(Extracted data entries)
**********

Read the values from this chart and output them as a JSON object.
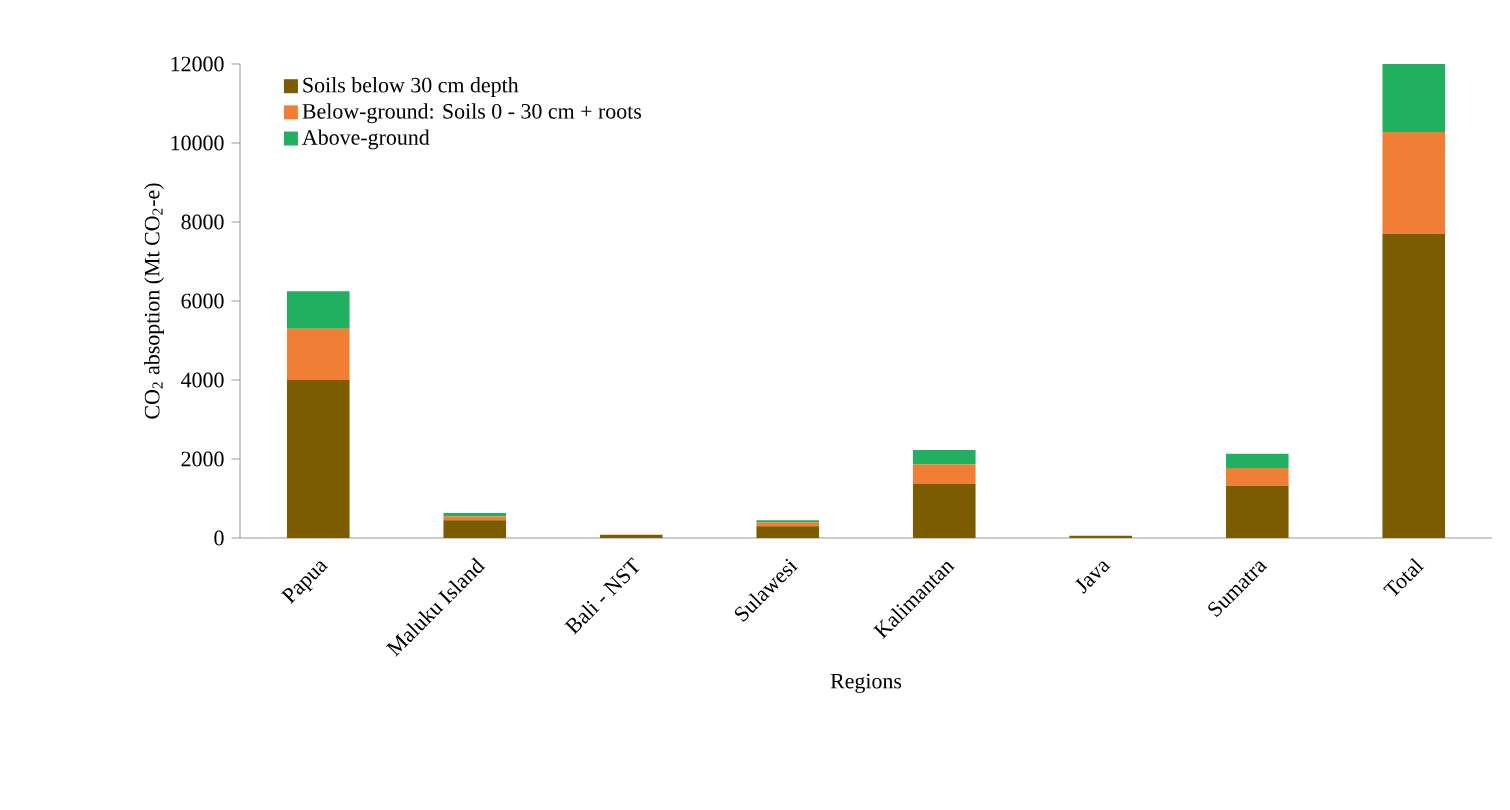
{
  "chart_data": {
    "type": "bar",
    "stacked": true,
    "xlabel": "Regions",
    "ylabel": "CO$_{2}$ absoption (Mt CO$_{2}$-e)",
    "categories": [
      "Papua",
      "Maluku Island",
      "Bali - NST",
      "Sulawesi",
      "Kalimantan",
      "Java",
      "Sumatra",
      "Total"
    ],
    "series": [
      {
        "name": "Soils below 30 cm depth",
        "color": "#7b5c00",
        "values": [
          4000,
          450,
          80,
          300,
          1370,
          60,
          1320,
          7700
        ]
      },
      {
        "name": "Below-ground: Soils 0 - 30 cm + roots",
        "color": "#f07f35",
        "values": [
          1300,
          100,
          null,
          100,
          500,
          null,
          450,
          2580
        ]
      },
      {
        "name": "Above-ground",
        "color": "#20b060",
        "values": [
          950,
          80,
          null,
          50,
          360,
          null,
          360,
          1720
        ]
      }
    ],
    "ylim": [
      0,
      12000
    ],
    "yticks": [
      0,
      2000,
      4000,
      6000,
      8000,
      10000,
      12000
    ],
    "legend": "top left"
  }
}
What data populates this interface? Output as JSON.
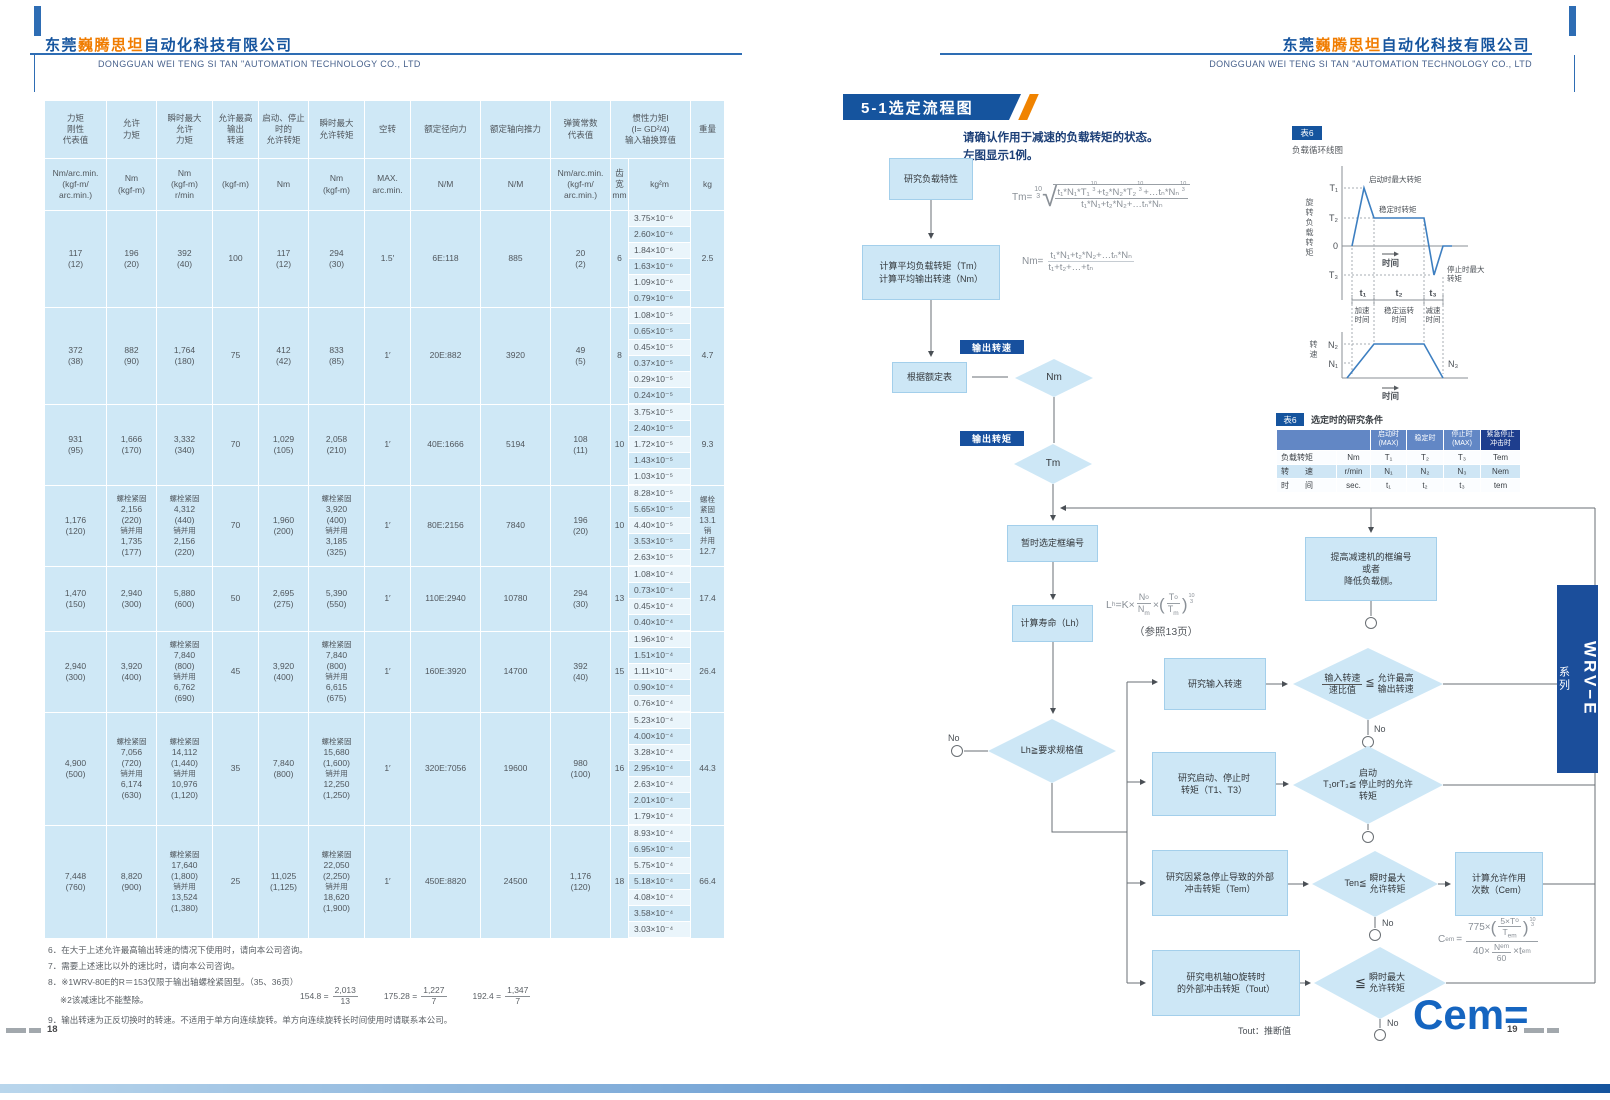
{
  "header_left": {
    "cn_pre": "东莞",
    "cn_brand": "巍腾思坦",
    "cn_post": "自动化科技有限公司",
    "en": "DONGGUAN WEI TENG SI TAN \"AUTOMATION TECHNOLOGY CO., LTD"
  },
  "header_right": {
    "cn_pre": "东莞",
    "cn_brand": "巍腾思坦",
    "cn_post": "自动化科技有限公司",
    "en": "DONGGUAN WEI TENG SI TAN \"AUTOMATION TECHNOLOGY CO., LTD"
  },
  "page_left": {
    "page_num": "18",
    "table": {
      "cols": [
        {
          "t": [
            "力矩",
            "刚性",
            "代表值"
          ],
          "u": [
            "Nm/arc.min.",
            "(kgf-m/",
            "arc.min.)"
          ]
        },
        {
          "t": [
            "允许",
            "力矩"
          ],
          "u": [
            "Nm",
            "(kgf-m)"
          ]
        },
        {
          "t": [
            "瞬时最大",
            "允许",
            "力矩"
          ],
          "u": [
            "Nm",
            "(kgf-m)",
            "r/min"
          ]
        },
        {
          "t": [
            "允许最高",
            "输出",
            "转速"
          ],
          "u": [
            "(kgf-m)"
          ]
        },
        {
          "t": [
            "启动、停止",
            "时的",
            "允许转矩"
          ],
          "u": [
            "Nm"
          ]
        },
        {
          "t": [
            "瞬时最大",
            "允许转矩"
          ],
          "u": [
            "Nm",
            "(kgf-m)"
          ]
        },
        {
          "t": [
            "空转"
          ],
          "u": [
            "MAX.",
            "arc.min."
          ]
        },
        {
          "t": [
            "额定径向力"
          ],
          "u": [
            "N/M"
          ]
        },
        {
          "t": [
            "额定轴向推力"
          ],
          "u": [
            "N/M"
          ]
        },
        {
          "t": [
            "弹簧常数",
            "代表值"
          ],
          "u": [
            "Nm/arc.min.",
            "(kgf-m/",
            "arc.min.)"
          ]
        }
      ],
      "inertia_head": {
        "t": [
          "惯性力矩I",
          "(I= GD²/4)",
          "输入轴换算值"
        ],
        "gear": "齿宽",
        "gear_u": "mm",
        "unit": "kg²m"
      },
      "weight_head": {
        "t": [
          "重量"
        ],
        "u": [
          "kg"
        ]
      },
      "rows": [
        {
          "c": [
            [
              "117",
              "(12)"
            ],
            [
              "196",
              "(20)"
            ],
            [
              "392",
              "(40)"
            ],
            [
              "100"
            ],
            [
              "117",
              "(12)"
            ],
            [
              "294",
              "(30)"
            ],
            [
              "1.5′"
            ],
            [
              "6E:118"
            ],
            [
              "885"
            ],
            [
              "20",
              "(2)"
            ]
          ],
          "w": "6",
          "inertia": [
            "3.75×10⁻⁶",
            "2.60×10⁻⁶",
            "1.84×10⁻⁶",
            "1.63×10⁻⁶",
            "1.09×10⁻⁶",
            "0.79×10⁻⁶"
          ],
          "wt": [
            "2.5"
          ]
        },
        {
          "c": [
            [
              "372",
              "(38)"
            ],
            [
              "882",
              "(90)"
            ],
            [
              "1,764",
              "(180)"
            ],
            [
              "75"
            ],
            [
              "412",
              "(42)"
            ],
            [
              "833",
              "(85)"
            ],
            [
              "1′"
            ],
            [
              "20E:882"
            ],
            [
              "3920"
            ],
            [
              "49",
              "(5)"
            ]
          ],
          "w": "8",
          "inertia": [
            "1.08×10⁻⁵",
            "0.65×10⁻⁵",
            "0.45×10⁻⁵",
            "0.37×10⁻⁵",
            "0.29×10⁻⁵",
            "0.24×10⁻⁵"
          ],
          "wt": [
            "4.7"
          ]
        },
        {
          "c": [
            [
              "931",
              "(95)"
            ],
            [
              "1,666",
              "(170)"
            ],
            [
              "3,332",
              "(340)"
            ],
            [
              "70"
            ],
            [
              "1,029",
              "(105)"
            ],
            [
              "2,058",
              "(210)"
            ],
            [
              "1′"
            ],
            [
              "40E:1666"
            ],
            [
              "5194"
            ],
            [
              "108",
              "(11)"
            ]
          ],
          "w": "10",
          "inertia": [
            "3.75×10⁻⁵",
            "2.40×10⁻⁵",
            "1.72×10⁻⁵",
            "1.43×10⁻⁵",
            "1.03×10⁻⁵"
          ],
          "wt": [
            "9.3"
          ]
        },
        {
          "c": [
            [
              "1,176",
              "(120)"
            ],
            [
              "螺栓紧固",
              "2,156",
              "(220)",
              "销并用",
              "1,735",
              "(177)"
            ],
            [
              "螺栓紧固",
              "4,312",
              "(440)",
              "销并用",
              "2,156",
              "(220)"
            ],
            [
              "70"
            ],
            [
              "1,960",
              "(200)"
            ],
            [
              "螺栓紧固",
              "3,920",
              "(400)",
              "销并用",
              "3,185",
              "(325)"
            ],
            [
              "1′"
            ],
            [
              "80E:2156"
            ],
            [
              "7840"
            ],
            [
              "196",
              "(20)"
            ]
          ],
          "w": "10",
          "inertia": [
            "8.28×10⁻⁵",
            "5.65×10⁻⁵",
            "4.40×10⁻⁵",
            "3.53×10⁻⁵",
            "2.63×10⁻⁵"
          ],
          "wt": [
            "螺栓",
            "紧固",
            "13.1",
            "销",
            "并用",
            "12.7"
          ]
        },
        {
          "c": [
            [
              "1,470",
              "(150)"
            ],
            [
              "2,940",
              "(300)"
            ],
            [
              "5,880",
              "(600)"
            ],
            [
              "50"
            ],
            [
              "2,695",
              "(275)"
            ],
            [
              "5,390",
              "(550)"
            ],
            [
              "1′"
            ],
            [
              "110E:2940"
            ],
            [
              "10780"
            ],
            [
              "294",
              "(30)"
            ]
          ],
          "w": "13",
          "inertia": [
            "1.08×10⁻⁴",
            "0.73×10⁻⁴",
            "0.45×10⁻⁴",
            "0.40×10⁻⁴"
          ],
          "wt": [
            "17.4"
          ]
        },
        {
          "c": [
            [
              "2,940",
              "(300)"
            ],
            [
              "3,920",
              "(400)"
            ],
            [
              "螺栓紧固",
              "7,840",
              "(800)",
              "销并用",
              "6,762",
              "(690)"
            ],
            [
              "45"
            ],
            [
              "3,920",
              "(400)"
            ],
            [
              "螺栓紧固",
              "7,840",
              "(800)",
              "销并用",
              "6,615",
              "(675)"
            ],
            [
              "1′"
            ],
            [
              "160E:3920"
            ],
            [
              "14700"
            ],
            [
              "392",
              "(40)"
            ]
          ],
          "w": "15",
          "inertia": [
            "1.96×10⁻⁴",
            "1.51×10⁻⁴",
            "1.11×10⁻⁴",
            "0.90×10⁻⁴",
            "0.76×10⁻⁴"
          ],
          "wt": [
            "26.4"
          ]
        },
        {
          "c": [
            [
              "4,900",
              "(500)"
            ],
            [
              "螺栓紧固",
              "7,056",
              "(720)",
              "销并用",
              "6,174",
              "(630)"
            ],
            [
              "螺栓紧固",
              "14,112",
              "(1,440)",
              "销并用",
              "10,976",
              "(1,120)"
            ],
            [
              "35"
            ],
            [
              "7,840",
              "(800)"
            ],
            [
              "螺栓紧固",
              "15,680",
              "(1,600)",
              "销并用",
              "12,250",
              "(1,250)"
            ],
            [
              "1′"
            ],
            [
              "320E:7056"
            ],
            [
              "19600"
            ],
            [
              "980",
              "(100)"
            ]
          ],
          "w": "16",
          "inertia": [
            "5.23×10⁻⁴",
            "4.00×10⁻⁴",
            "3.28×10⁻⁴",
            "2.95×10⁻⁴",
            "2.63×10⁻⁴",
            "2.01×10⁻⁴",
            "1.79×10⁻⁴"
          ],
          "wt": [
            "44.3"
          ]
        },
        {
          "c": [
            [
              "7,448",
              "(760)"
            ],
            [
              "8,820",
              "(900)"
            ],
            [
              "螺栓紧固",
              "17,640",
              "(1,800)",
              "销并用",
              "13,524",
              "(1,380)"
            ],
            [
              "25"
            ],
            [
              "11,025",
              "(1,125)"
            ],
            [
              "螺栓紧固",
              "22,050",
              "(2,250)",
              "销并用",
              "18,620",
              "(1,900)"
            ],
            [
              "1′"
            ],
            [
              "450E:8820"
            ],
            [
              "24500"
            ],
            [
              "1,176",
              "(120)"
            ]
          ],
          "w": "18",
          "inertia": [
            "8.93×10⁻⁴",
            "6.95×10⁻⁴",
            "5.75×10⁻⁴",
            "5.18×10⁻⁴",
            "4.08×10⁻⁴",
            "3.58×10⁻⁴",
            "3.03×10⁻⁴"
          ],
          "wt": [
            "66.4"
          ]
        }
      ]
    },
    "notes": [
      "6．在大于上述允许最高输出转速的情况下使用时，请向本公司咨询。",
      "7．需要上述速比以外的速比时，请向本公司咨询。",
      "8．※1WRV-80E的R＝153仅限于输出轴螺栓紧固型。（35、36页）",
      "※2该减速比不能整除。",
      "9．输出转速为正反切换时的转速。不适用于单方向连续旋转。单方向连续旋转长时间使用时请联系本公司。"
    ],
    "fractions": [
      {
        "eq": "154.8 =",
        "n": "2,013",
        "d": "13"
      },
      {
        "eq": "175.28 =",
        "n": "1,227",
        "d": "7"
      },
      {
        "eq": "192.4 =",
        "n": "1,347",
        "d": "7"
      }
    ]
  },
  "page_right": {
    "page_num": "19",
    "banner": "5-1选定流程图",
    "intro1": "请确认作用于减速的负载转矩的状态。",
    "intro2": "左图显示1例。",
    "tab_series": "WRV−E",
    "tab_series2": "系列",
    "flow": {
      "b1": "研究负载特性",
      "b2l1": "计算平均负载转矩（Tm）",
      "b2l2": "计算平均输出转速（Nm）",
      "tag_speed": "输出转速",
      "b3": "根据额定表",
      "d1": "Nm",
      "tag_torque": "输出转矩",
      "d2": "Tm",
      "b4": "暂时选定框编号",
      "b5": "计算寿命（Lh）",
      "d3": "Lh≧要求规格值",
      "no": "No",
      "b6": "研究输入转速",
      "d4n": "输入转速",
      "d4d": "速比值",
      "d4op": "≦",
      "d4r1": "允许最高",
      "d4r2": "输出转速",
      "b7l1": "研究启动、停止时",
      "b7l2": "转矩（T1、T3）",
      "d5l1": "启动",
      "d5l2": "T₁orT₃≦ 停止时的允许",
      "d5l3": "转矩",
      "b8l1": "研究因紧急停止导致的外部",
      "b8l2": "冲击转矩（Tem）",
      "d6l": "Ten≦",
      "d6r1": "瞬时最大",
      "d6r2": "允许转矩",
      "b9l1": "计算允许作用",
      "b9l2": "次数（Cem）",
      "b10l1": "研究电机轴O旋转时",
      "b10l2": "的外部冲击转矩（Tout）",
      "d7op": "≦",
      "d7r1": "瞬时最大",
      "d7r2": "允许转矩",
      "b11l1": "提高减速机的框编号",
      "b11l2": "或者",
      "b11l3": "降低负载侧。",
      "tout_note": "Tout：推断值",
      "cem_big": "Cem="
    },
    "formulas": {
      "exp_n": "10",
      "exp_d": "3",
      "tm_lhs": "Tm=",
      "tm_n1": "t₁*N₁*T₁",
      "tm_n2": "+t₂*N₂*T₂",
      "tm_n3": "+…tₙ*Nₙ",
      "tm_den": "t₁*N₁+t₂*N₂+…tₙ*Nₙ",
      "nm_lhs": "Nm=",
      "nm_num": "t₁*N₁+t₂*N₂+…tₙ*Nₙ",
      "nm_den": "t₁+t₂+…+tₙ",
      "lh_a": "L",
      "lh_as": "h",
      "lh_b": "=K×",
      "lh_n": "N",
      "lh_ns": "o",
      "lh_d": "N",
      "lh_ds": "m",
      "lh_x": "×",
      "lh_t": "T",
      "lh_ts": "o",
      "lh_t2": "T",
      "lh_t2s": "m",
      "lh_ref": "（参照13页）",
      "cem_a": "C",
      "cem_as": "em",
      "cem_eq": "=",
      "cem_k": "775×",
      "cem_n1": "5×T",
      "cem_n1s": "o",
      "cem_d1": "T",
      "cem_d1s": "em",
      "cem_b1": "40×",
      "cem_b2": "N",
      "cem_b2s": "em",
      "cem_b3": "60",
      "cem_b4": "×t",
      "cem_b4s": "em"
    },
    "graph": {
      "badge": "表6",
      "title": "负载循环线图",
      "t1": "T₁",
      "t2": "T₂",
      "zero": "0",
      "t3": "T₃",
      "ylab": "旋转负载转矩",
      "ylab2": "转速",
      "ann_start": "启动时最大转矩",
      "ann_steady": "稳定时转矩",
      "ann_stop1": "停止时最大",
      "ann_stop2": "转矩",
      "time": "时间",
      "time2": "时间",
      "tt1": "t₁",
      "tt2": "t₂",
      "tt3": "t₃",
      "seg1a": "加速",
      "seg1b": "时间",
      "seg2a": "稳定运转",
      "seg2b": "时间",
      "seg3a": "减速",
      "seg3b": "时间",
      "n1": "N₁",
      "n2": "N₂",
      "n3": "N₃"
    },
    "cond": {
      "badge": "表6",
      "title": "选定时的研究条件",
      "h": [
        [
          "启动时",
          "(MAX)"
        ],
        [
          "稳定时"
        ],
        [
          "停止时",
          "(MAX)"
        ],
        [
          "紧急停止",
          "冲击时"
        ]
      ],
      "rows": [
        {
          "label": "负载转矩",
          "unit": "Nm",
          "v": [
            "T₁",
            "T₂",
            "T₃",
            "Tem"
          ]
        },
        {
          "label": "转　　速",
          "unit": "r/min",
          "v": [
            "N₁",
            "N₂",
            "N₃",
            "Nem"
          ]
        },
        {
          "label": "时　　间",
          "unit": "sec.",
          "v": [
            "t₁",
            "t₂",
            "t₃",
            "tem"
          ]
        }
      ]
    }
  }
}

**********

▶ Exercise directions:
Look through the listing above and count the lines where the string "this" appears. Report the number only.

▶ Finished answer:
2